*Data entries*:
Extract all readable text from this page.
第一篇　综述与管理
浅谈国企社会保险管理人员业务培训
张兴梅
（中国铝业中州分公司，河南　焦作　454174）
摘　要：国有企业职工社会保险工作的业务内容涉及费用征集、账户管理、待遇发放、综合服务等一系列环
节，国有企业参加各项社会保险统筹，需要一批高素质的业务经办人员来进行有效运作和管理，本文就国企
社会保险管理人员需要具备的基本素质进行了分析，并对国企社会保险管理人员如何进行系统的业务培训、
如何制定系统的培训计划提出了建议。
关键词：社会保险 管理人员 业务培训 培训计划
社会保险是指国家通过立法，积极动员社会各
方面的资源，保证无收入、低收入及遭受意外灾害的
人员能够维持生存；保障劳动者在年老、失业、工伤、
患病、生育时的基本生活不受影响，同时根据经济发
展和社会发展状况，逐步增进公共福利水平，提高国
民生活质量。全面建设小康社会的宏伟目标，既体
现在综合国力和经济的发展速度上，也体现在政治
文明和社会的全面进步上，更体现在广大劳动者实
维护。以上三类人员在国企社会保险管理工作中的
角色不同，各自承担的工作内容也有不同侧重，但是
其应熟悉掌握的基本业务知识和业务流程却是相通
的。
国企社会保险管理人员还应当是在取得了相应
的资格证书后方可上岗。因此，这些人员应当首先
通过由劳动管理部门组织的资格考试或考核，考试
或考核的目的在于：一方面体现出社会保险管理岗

*Description of the task*:
Restate the data above word for word, please.

*Full output*:
Extract all readable text from this page.
第一篇　综述与管理
浅谈国企社会保险管理人员业务培训
张兴梅
（中国铝业中州分公司，河南　焦作　454174）
摘　要：国有企业职工社会保险工作的业务内容涉及费用征集、账户管理、待遇发放、综合服务等一系列环
节，国有企业参加各项社会保险统筹，需要一批高素质的业务经办人员来进行有效运作和管理，本文就国企
社会保险管理人员需要具备的基本素质进行了分析，并对国企社会保险管理人员如何进行系统的业务培训、
如何制定系统的培训计划提出了建议。
关键词：社会保险 管理人员 业务培训 培训计划
社会保险是指国家通过立法，积极动员社会各
方面的资源，保证无收入、低收入及遭受意外灾害的
人员能够维持生存；保障劳动者在年老、失业、工伤、
患病、生育时的基本生活不受影响，同时根据经济发
展和社会发展状况，逐步增进公共福利水平，提高国
民生活质量。全面建设小康社会的宏伟目标，既体
现在综合国力和经济的发展速度上，也体现在政治
文明和社会的全面进步上，更体现在广大劳动者实
维护。以上三类人员在国企社会保险管理工作中的
角色不同，各自承担的工作内容也有不同侧重，但是
其应熟悉掌握的基本业务知识和业务流程却是相通
的。
国企社会保险管理人员还应当是在取得了相应
的资格证书后方可上岗。因此，这些人员应当首先
通过由劳动管理部门组织的资格考试或考核，考试
或考核的目的在于：一方面体现出社会保险管理岗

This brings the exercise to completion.